→ **The task**: Transcribe the records that follow. Keep every word exactly, and drop the pictures.

***** Provided material

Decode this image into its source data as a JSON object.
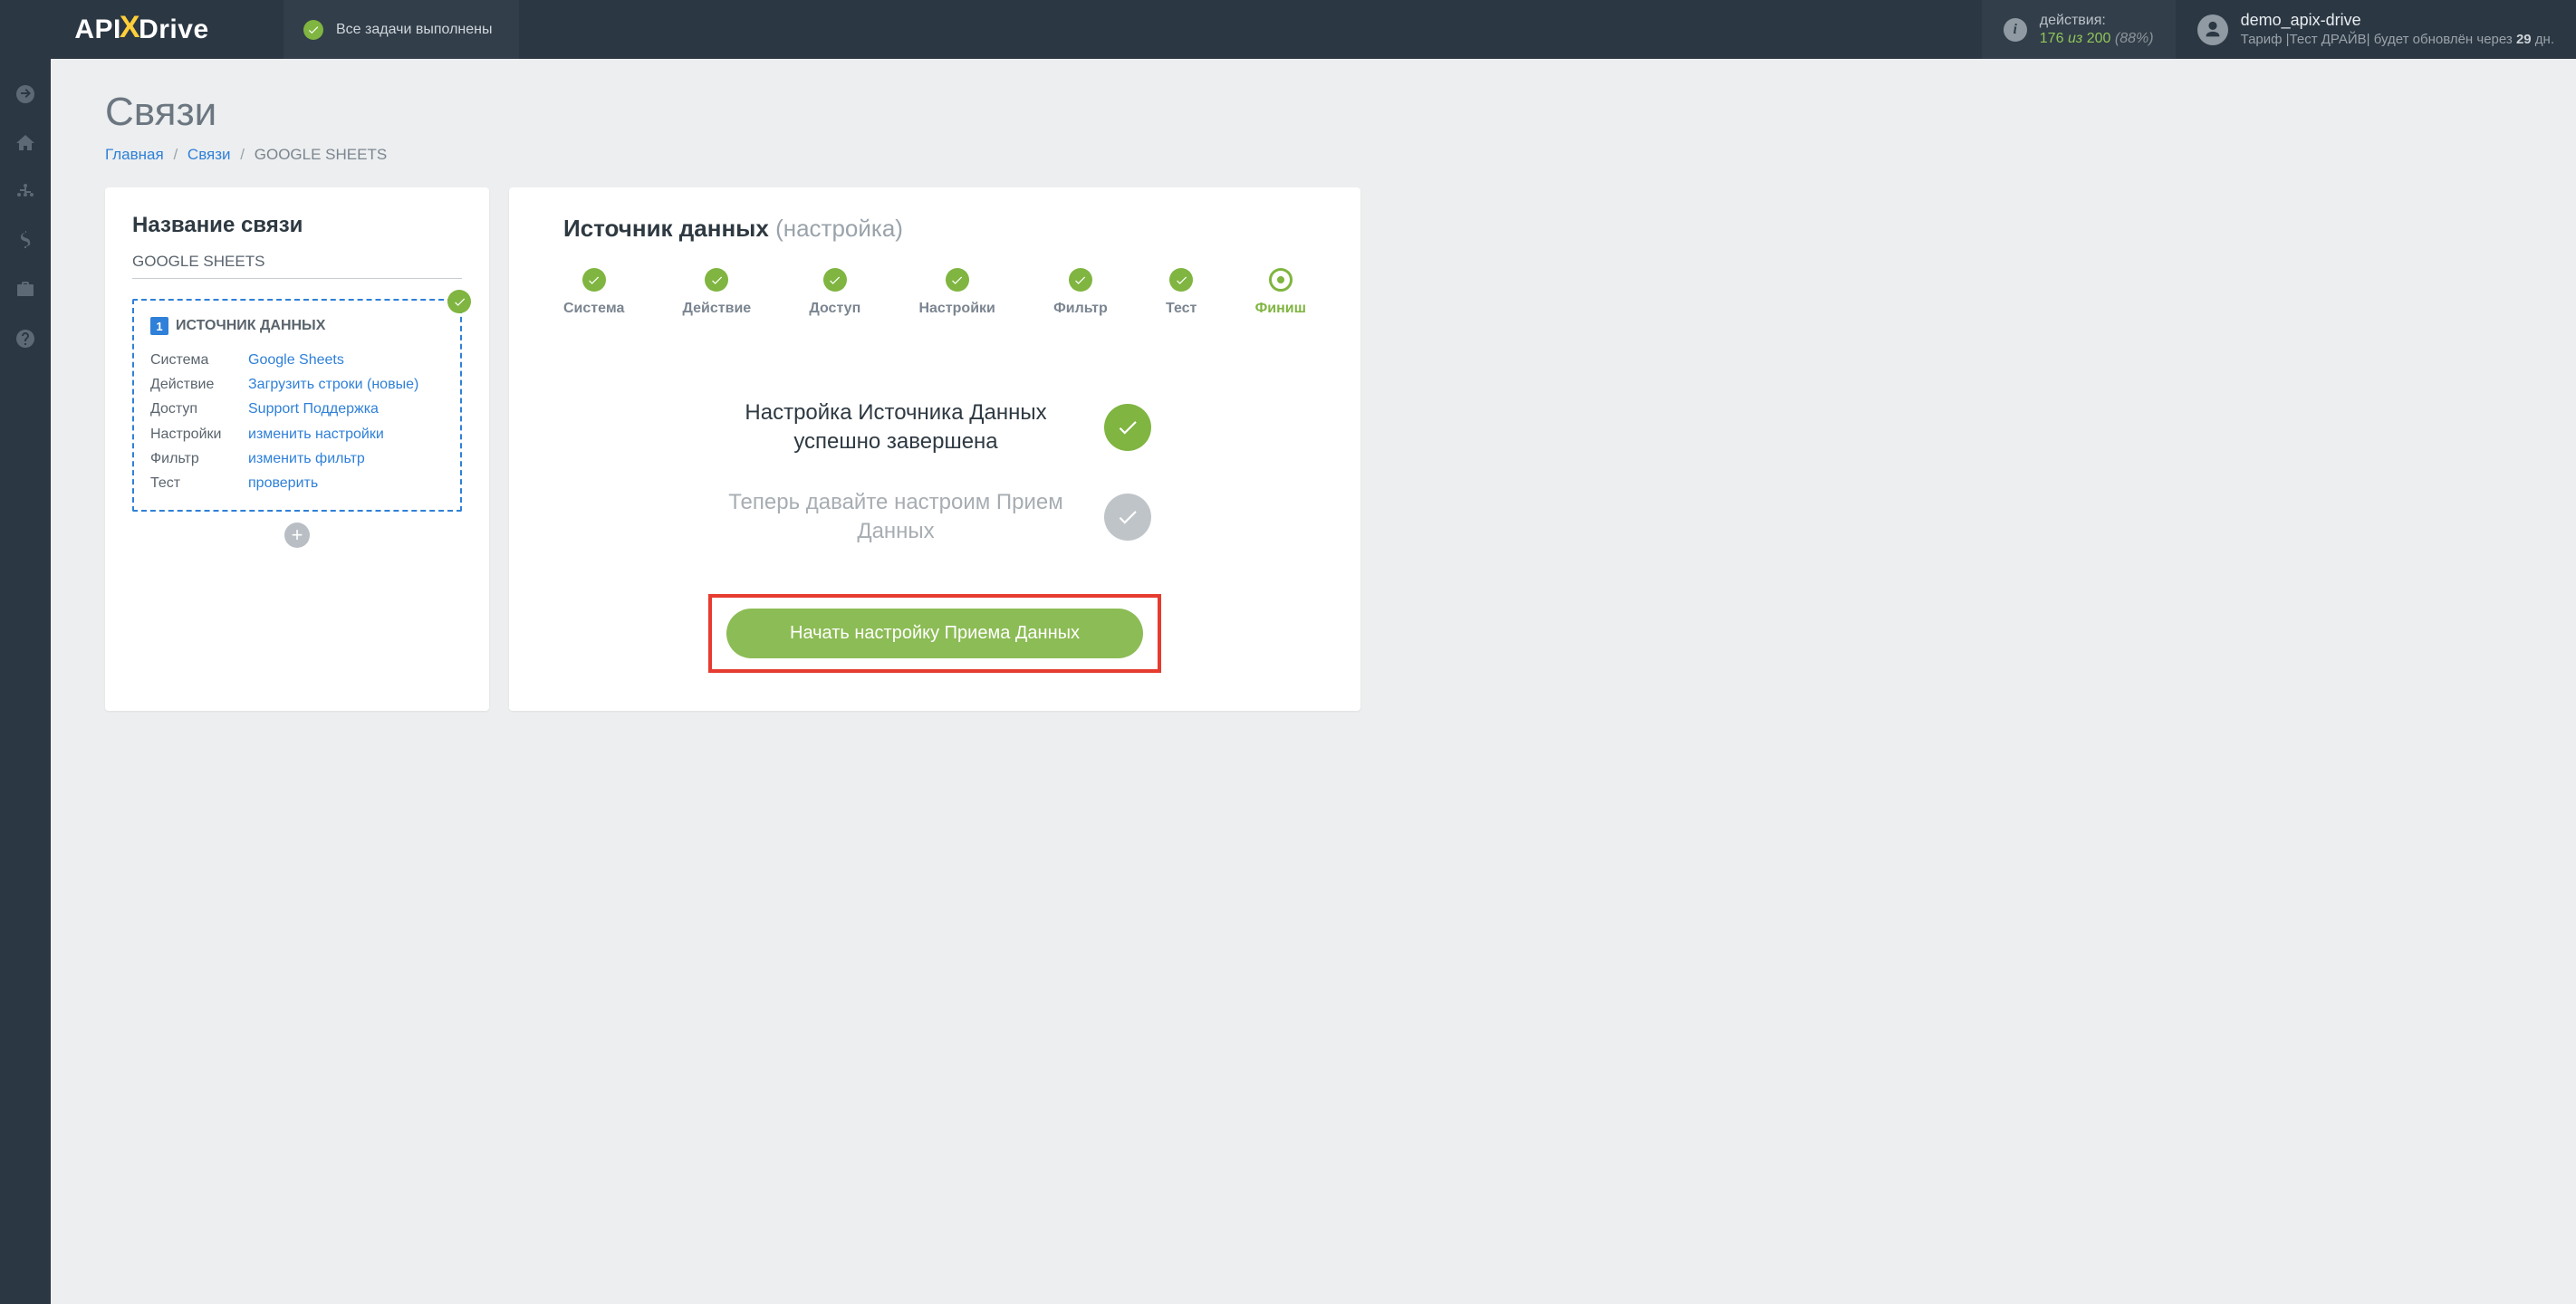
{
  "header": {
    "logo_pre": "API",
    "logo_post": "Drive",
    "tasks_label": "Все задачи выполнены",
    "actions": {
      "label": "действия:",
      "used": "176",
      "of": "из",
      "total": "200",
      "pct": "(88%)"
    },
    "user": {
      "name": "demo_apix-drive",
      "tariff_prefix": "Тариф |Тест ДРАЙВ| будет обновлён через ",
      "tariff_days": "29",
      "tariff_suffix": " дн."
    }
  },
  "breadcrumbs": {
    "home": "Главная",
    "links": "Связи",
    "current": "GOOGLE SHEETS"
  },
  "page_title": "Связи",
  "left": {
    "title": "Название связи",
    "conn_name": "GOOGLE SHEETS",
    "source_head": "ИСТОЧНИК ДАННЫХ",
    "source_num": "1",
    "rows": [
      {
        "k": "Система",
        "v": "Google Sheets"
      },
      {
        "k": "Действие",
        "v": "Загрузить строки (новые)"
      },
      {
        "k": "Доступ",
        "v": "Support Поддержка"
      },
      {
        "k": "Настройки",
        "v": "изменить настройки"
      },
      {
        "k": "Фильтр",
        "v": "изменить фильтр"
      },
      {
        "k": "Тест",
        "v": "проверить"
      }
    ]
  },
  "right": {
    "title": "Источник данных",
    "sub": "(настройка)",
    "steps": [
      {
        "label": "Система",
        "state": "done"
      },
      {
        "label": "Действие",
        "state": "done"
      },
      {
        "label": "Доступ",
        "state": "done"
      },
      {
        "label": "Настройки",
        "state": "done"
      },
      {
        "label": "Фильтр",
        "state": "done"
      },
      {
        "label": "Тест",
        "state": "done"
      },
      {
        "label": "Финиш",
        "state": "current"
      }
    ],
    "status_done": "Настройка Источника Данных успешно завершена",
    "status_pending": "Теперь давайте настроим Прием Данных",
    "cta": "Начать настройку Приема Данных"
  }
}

**********

→ **Task response**:
Decode this image into its source data as a JSON object.
{
  "header": {
    "logo_pre": "API",
    "logo_post": "Drive",
    "tasks_label": "Все задачи выполнены",
    "actions": {
      "label": "действия:",
      "used": "176",
      "of": "из",
      "total": "200",
      "pct": "(88%)"
    },
    "user": {
      "name": "demo_apix-drive",
      "tariff_prefix": "Тариф |Тест ДРАЙВ| будет обновлён через ",
      "tariff_days": "29",
      "tariff_suffix": " дн."
    }
  },
  "breadcrumbs": {
    "home": "Главная",
    "links": "Связи",
    "current": "GOOGLE SHEETS"
  },
  "page_title": "Связи",
  "left": {
    "title": "Название связи",
    "conn_name": "GOOGLE SHEETS",
    "source_head": "ИСТОЧНИК ДАННЫХ",
    "source_num": "1",
    "rows": [
      {
        "k": "Система",
        "v": "Google Sheets"
      },
      {
        "k": "Действие",
        "v": "Загрузить строки (новые)"
      },
      {
        "k": "Доступ",
        "v": "Support Поддержка"
      },
      {
        "k": "Настройки",
        "v": "изменить настройки"
      },
      {
        "k": "Фильтр",
        "v": "изменить фильтр"
      },
      {
        "k": "Тест",
        "v": "проверить"
      }
    ]
  },
  "right": {
    "title": "Источник данных",
    "sub": "(настройка)",
    "steps": [
      {
        "label": "Система",
        "state": "done"
      },
      {
        "label": "Действие",
        "state": "done"
      },
      {
        "label": "Доступ",
        "state": "done"
      },
      {
        "label": "Настройки",
        "state": "done"
      },
      {
        "label": "Фильтр",
        "state": "done"
      },
      {
        "label": "Тест",
        "state": "done"
      },
      {
        "label": "Финиш",
        "state": "current"
      }
    ],
    "status_done": "Настройка Источника Данных успешно завершена",
    "status_pending": "Теперь давайте настроим Прием Данных",
    "cta": "Начать настройку Приема Данных"
  }
}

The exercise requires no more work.